*WORK TO BE COMPLETED:* Each entry needs to be restated exactly as written.

*PROVIDED INFORMATION:*
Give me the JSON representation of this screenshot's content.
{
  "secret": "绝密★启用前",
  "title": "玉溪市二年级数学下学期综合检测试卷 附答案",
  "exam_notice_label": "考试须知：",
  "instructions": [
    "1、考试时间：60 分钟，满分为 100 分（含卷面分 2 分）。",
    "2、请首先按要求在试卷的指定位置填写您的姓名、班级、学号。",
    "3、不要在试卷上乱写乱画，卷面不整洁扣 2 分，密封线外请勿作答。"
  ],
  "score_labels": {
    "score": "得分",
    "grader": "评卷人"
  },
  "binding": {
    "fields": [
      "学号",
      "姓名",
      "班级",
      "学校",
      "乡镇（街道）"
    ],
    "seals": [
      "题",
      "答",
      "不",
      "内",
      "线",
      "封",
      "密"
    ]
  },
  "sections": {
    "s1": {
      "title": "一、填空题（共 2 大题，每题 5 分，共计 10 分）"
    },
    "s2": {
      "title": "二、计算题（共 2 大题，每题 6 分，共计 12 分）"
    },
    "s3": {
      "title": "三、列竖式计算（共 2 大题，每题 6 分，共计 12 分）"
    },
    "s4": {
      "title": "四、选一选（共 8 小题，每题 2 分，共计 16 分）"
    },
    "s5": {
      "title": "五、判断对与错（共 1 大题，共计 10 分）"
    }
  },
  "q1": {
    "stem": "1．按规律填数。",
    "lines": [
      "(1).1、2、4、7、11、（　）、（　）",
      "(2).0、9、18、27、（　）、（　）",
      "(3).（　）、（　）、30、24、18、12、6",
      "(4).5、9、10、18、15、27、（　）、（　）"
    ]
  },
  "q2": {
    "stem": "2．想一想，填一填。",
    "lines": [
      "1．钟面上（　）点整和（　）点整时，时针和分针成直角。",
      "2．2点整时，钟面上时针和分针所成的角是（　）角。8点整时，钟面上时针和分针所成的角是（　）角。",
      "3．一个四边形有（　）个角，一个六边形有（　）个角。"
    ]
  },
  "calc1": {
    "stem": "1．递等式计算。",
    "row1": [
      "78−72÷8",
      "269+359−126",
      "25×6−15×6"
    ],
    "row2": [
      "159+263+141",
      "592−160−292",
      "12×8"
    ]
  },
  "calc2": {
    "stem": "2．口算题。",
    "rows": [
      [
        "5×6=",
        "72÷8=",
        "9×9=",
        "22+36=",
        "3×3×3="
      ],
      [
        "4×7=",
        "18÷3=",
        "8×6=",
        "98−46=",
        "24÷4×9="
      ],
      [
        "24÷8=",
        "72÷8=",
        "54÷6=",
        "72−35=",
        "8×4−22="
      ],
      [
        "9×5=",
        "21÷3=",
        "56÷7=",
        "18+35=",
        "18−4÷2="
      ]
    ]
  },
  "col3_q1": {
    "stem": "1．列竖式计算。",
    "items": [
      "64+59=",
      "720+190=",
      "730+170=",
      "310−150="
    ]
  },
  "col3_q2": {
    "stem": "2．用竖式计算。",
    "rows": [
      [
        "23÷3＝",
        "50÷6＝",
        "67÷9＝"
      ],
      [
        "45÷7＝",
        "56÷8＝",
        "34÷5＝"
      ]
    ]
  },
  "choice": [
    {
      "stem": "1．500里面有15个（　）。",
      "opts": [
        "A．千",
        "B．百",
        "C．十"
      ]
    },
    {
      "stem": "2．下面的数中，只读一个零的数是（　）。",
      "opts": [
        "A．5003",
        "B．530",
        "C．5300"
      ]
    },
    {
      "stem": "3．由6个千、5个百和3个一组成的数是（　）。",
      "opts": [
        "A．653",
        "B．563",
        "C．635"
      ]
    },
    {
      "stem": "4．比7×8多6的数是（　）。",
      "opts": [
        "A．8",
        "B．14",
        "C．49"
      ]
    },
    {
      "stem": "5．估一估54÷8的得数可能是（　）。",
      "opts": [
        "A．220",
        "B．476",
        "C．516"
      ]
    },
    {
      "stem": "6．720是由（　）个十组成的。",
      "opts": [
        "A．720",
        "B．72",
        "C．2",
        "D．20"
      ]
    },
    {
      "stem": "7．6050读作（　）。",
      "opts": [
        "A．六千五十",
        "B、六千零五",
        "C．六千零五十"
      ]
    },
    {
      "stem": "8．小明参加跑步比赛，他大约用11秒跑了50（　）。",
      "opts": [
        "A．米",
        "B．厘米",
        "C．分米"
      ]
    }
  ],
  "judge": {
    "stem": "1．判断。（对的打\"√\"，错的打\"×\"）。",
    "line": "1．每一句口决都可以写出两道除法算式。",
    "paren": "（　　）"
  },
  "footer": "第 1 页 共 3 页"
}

*EXERCISE RESULT:*
Give me the JSON representation of this screenshot's content.
{
  "secret": "绝密★启用前",
  "title": "玉溪市二年级数学下学期综合检测试卷 附答案",
  "exam_notice_label": "考试须知：",
  "instructions": [
    "1、考试时间：60 分钟，满分为 100 分（含卷面分 2 分）。",
    "2、请首先按要求在试卷的指定位置填写您的姓名、班级、学号。",
    "3、不要在试卷上乱写乱画，卷面不整洁扣 2 分，密封线外请勿作答。"
  ],
  "score_labels": {
    "score": "得分",
    "grader": "评卷人"
  },
  "binding": {
    "fields": [
      "学号",
      "姓名",
      "班级",
      "学校",
      "乡镇（街道）"
    ],
    "seals": [
      "题",
      "答",
      "不",
      "内",
      "线",
      "封",
      "密"
    ]
  },
  "sections": {
    "s1": {
      "title": "一、填空题（共 2 大题，每题 5 分，共计 10 分）"
    },
    "s2": {
      "title": "二、计算题（共 2 大题，每题 6 分，共计 12 分）"
    },
    "s3": {
      "title": "三、列竖式计算（共 2 大题，每题 6 分，共计 12 分）"
    },
    "s4": {
      "title": "四、选一选（共 8 小题，每题 2 分，共计 16 分）"
    },
    "s5": {
      "title": "五、判断对与错（共 1 大题，共计 10 分）"
    }
  },
  "q1": {
    "stem": "1．按规律填数。",
    "lines": [
      "(1).1、2、4、7、11、（　）、（　）",
      "(2).0、9、18、27、（　）、（　）",
      "(3).（　）、（　）、30、24、18、12、6",
      "(4).5、9、10、18、15、27、（　）、（　）"
    ]
  },
  "q2": {
    "stem": "2．想一想，填一填。",
    "lines": [
      "1．钟面上（　）点整和（　）点整时，时针和分针成直角。",
      "2．2点整时，钟面上时针和分针所成的角是（　）角。8点整时，钟面上时针和分针所成的角是（　）角。",
      "3．一个四边形有（　）个角，一个六边形有（　）个角。"
    ]
  },
  "calc1": {
    "stem": "1．递等式计算。",
    "row1": [
      "78−72÷8",
      "269+359−126",
      "25×6−15×6"
    ],
    "row2": [
      "159+263+141",
      "592−160−292",
      "12×8"
    ]
  },
  "calc2": {
    "stem": "2．口算题。",
    "rows": [
      [
        "5×6=",
        "72÷8=",
        "9×9=",
        "22+36=",
        "3×3×3="
      ],
      [
        "4×7=",
        "18÷3=",
        "8×6=",
        "98−46=",
        "24÷4×9="
      ],
      [
        "24÷8=",
        "72÷8=",
        "54÷6=",
        "72−35=",
        "8×4−22="
      ],
      [
        "9×5=",
        "21÷3=",
        "56÷7=",
        "18+35=",
        "18−4÷2="
      ]
    ]
  },
  "col3_q1": {
    "stem": "1．列竖式计算。",
    "items": [
      "64+59=",
      "720+190=",
      "730+170=",
      "310−150="
    ]
  },
  "col3_q2": {
    "stem": "2．用竖式计算。",
    "rows": [
      [
        "23÷3＝",
        "50÷6＝",
        "67÷9＝"
      ],
      [
        "45÷7＝",
        "56÷8＝",
        "34÷5＝"
      ]
    ]
  },
  "choice": [
    {
      "stem": "1．500里面有15个（　）。",
      "opts": [
        "A．千",
        "B．百",
        "C．十"
      ]
    },
    {
      "stem": "2．下面的数中，只读一个零的数是（　）。",
      "opts": [
        "A．5003",
        "B．530",
        "C．5300"
      ]
    },
    {
      "stem": "3．由6个千、5个百和3个一组成的数是（　）。",
      "opts": [
        "A．653",
        "B．563",
        "C．635"
      ]
    },
    {
      "stem": "4．比7×8多6的数是（　）。",
      "opts": [
        "A．8",
        "B．14",
        "C．49"
      ]
    },
    {
      "stem": "5．估一估54÷8的得数可能是（　）。",
      "opts": [
        "A．220",
        "B．476",
        "C．516"
      ]
    },
    {
      "stem": "6．720是由（　）个十组成的。",
      "opts": [
        "A．720",
        "B．72",
        "C．2",
        "D．20"
      ]
    },
    {
      "stem": "7．6050读作（　）。",
      "opts": [
        "A．六千五十",
        "B、六千零五",
        "C．六千零五十"
      ]
    },
    {
      "stem": "8．小明参加跑步比赛，他大约用11秒跑了50（　）。",
      "opts": [
        "A．米",
        "B．厘米",
        "C．分米"
      ]
    }
  ],
  "judge": {
    "stem": "1．判断。（对的打\"√\"，错的打\"×\"）。",
    "line": "1．每一句口决都可以写出两道除法算式。",
    "paren": "（　　）"
  },
  "footer": "第 1 页 共 3 页"
}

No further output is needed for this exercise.